Compito richiesto a
Ripeti parola per parola il passo della sentenza compreso tra "avverso l’ordinanza n." e "Procuratore Generale Dott.", estremi inclusi.

Estratto del documento
^^^^^^^^^^^^^^^^

Sentenza Sentenza Cassazione Civile n. 22617 del 10/09/2019

Cassazione civile sez. II, 10/09/2019, (ud. 02/04/2019, dep. 10/09/2019), n.22617

LA CORTE SUPREMA DI CASSAZIONE

SEZIONE SECONDA CIVILE

Composta dagli Ill.mi Sigg.ri Magistrati:

Dott. MANNA Felice – rel. Presidente –

Dott. SAN GIORGIO Maria Rosaria – Consigliere –

Dott. FALASCHI Milena – Consigliere –

Dott. SABATO Raffaele – Consigliere –

Dott. FORTUNATO Giuseppe – Consigliere –

ha pronunciato la seguente:

SENTENZA

sul ricorso 1325-2018 proposto da:

P.R., elettivamente domiciliato in ROMA, VIA DUE MACELLI

106, presso lo studio dell’avvocato TOMMASO CESAREO, rappresentato e

difeso dall’avvocato MARCO MARIA FERRARI;

– ricorrente –

contro

P.P.M., EREDI P.L.; P.M., PI.LE.,

PO.LA.;

– intimati –

avverso l’ordinanza n. 21644/2017 della CORTE SUPREMA DI CASSAZIONE

di ROMA, depositata il 18/09/2017;

udita la relazione della causa svolta nella pubblica udienza del

02/04/2019 dal Presidente MANNA FELICE;

udito il P.M. in persona del Sostituto Procuratore Generale Dott.

^^^^^^^^^^^^^^^^

Compito richiesto b
Riproduci fedelmente le righe delle voci comprese tra quella che contiene "y-tick-label: 0.3 — [33, 248, 54, 263]" e quella che contiene "x-tick-label: Validación —", entrambe incluse.

Materiale
^^^^^^^^^^^^^^^^

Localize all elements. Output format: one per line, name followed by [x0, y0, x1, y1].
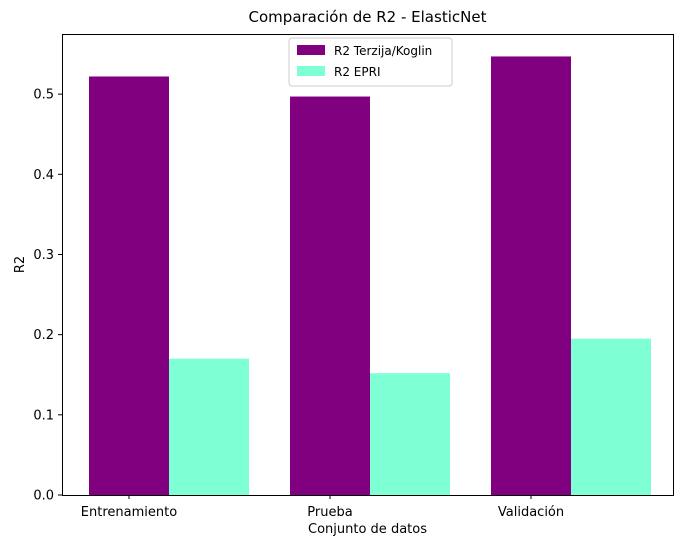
y-tick-label: 0.3 — [33, 248, 54, 263]
y-tick-label: 0.1 — [33, 408, 54, 423]
y-axis-label: R2 — [13, 256, 28, 273]
y-axis: 0.0 0.1 0.2 0.3 0.4 0.5 — [33, 88, 62, 504]
bar-terzija-koglin-0 — [89, 76, 169, 495]
bar-epri-0 — [169, 358, 249, 495]
plot-frame — [62, 34, 674, 496]
x-tick-label: Validación — [498, 505, 564, 520]
y-tick-label: 0.0 — [33, 489, 54, 504]
x-tick-label: Prueba — [307, 505, 352, 520]
legend-swatch — [297, 45, 325, 55]
legend-swatch — [297, 66, 325, 76]
bars-group — [89, 56, 651, 496]
legend-label: R2 Terzija/Koglin — [334, 44, 432, 58]
x-axis: Entrenamiento Prueba Validación — [81, 495, 564, 520]
bar-terzija-koglin-2 — [491, 56, 571, 495]
x-tick-label: Entrenamiento — [81, 505, 177, 520]
legend-box — [288, 37, 453, 87]
chart-title: Comparación de R2 - ElasticNet — [249, 8, 487, 26]
legend: R2 Terzija/Koglin R2 EPRI — [288, 37, 453, 87]
bar-epri-2 — [571, 338, 651, 495]
y-tick-label: 0.2 — [33, 328, 54, 343]
y-tick-label: 0.5 — [33, 88, 54, 103]
bar-epri-1 — [370, 373, 450, 495]
bar-terzija-koglin-1 — [290, 96, 370, 496]
legend-label: R2 EPRI — [334, 65, 380, 79]
x-axis-label: Conjunto de datos — [308, 522, 427, 537]
y-tick-label: 0.4 — [33, 168, 54, 183]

^^^^^^^^^^^^^^^^

Risposta corretta a
avverso l’ordinanza n. 21644/2017 della CORTE SUPREMA DI CASSAZIONE

di ROMA, depositata il 18/09/2017;

udita la relazione della causa svolta nella pubblica udienza del

02/04/2019 dal Presidente MANNA FELICE;

udito il P.M. in persona del Sostituto Procuratore Generale Dott.

Risposta corretta b
y-tick-label: 0.3 — [33, 248, 54, 263]
y-tick-label: 0.1 — [33, 408, 54, 423]
y-axis-label: R2 — [13, 256, 28, 273]
y-axis: 0.0 0.1 0.2 0.3 0.4 0.5 — [33, 88, 62, 504]
bar-terzija-koglin-0 — [89, 76, 169, 495]
bar-epri-0 — [169, 358, 249, 495]
plot-frame — [62, 34, 674, 496]
x-tick-label: Validación — [498, 505, 564, 520]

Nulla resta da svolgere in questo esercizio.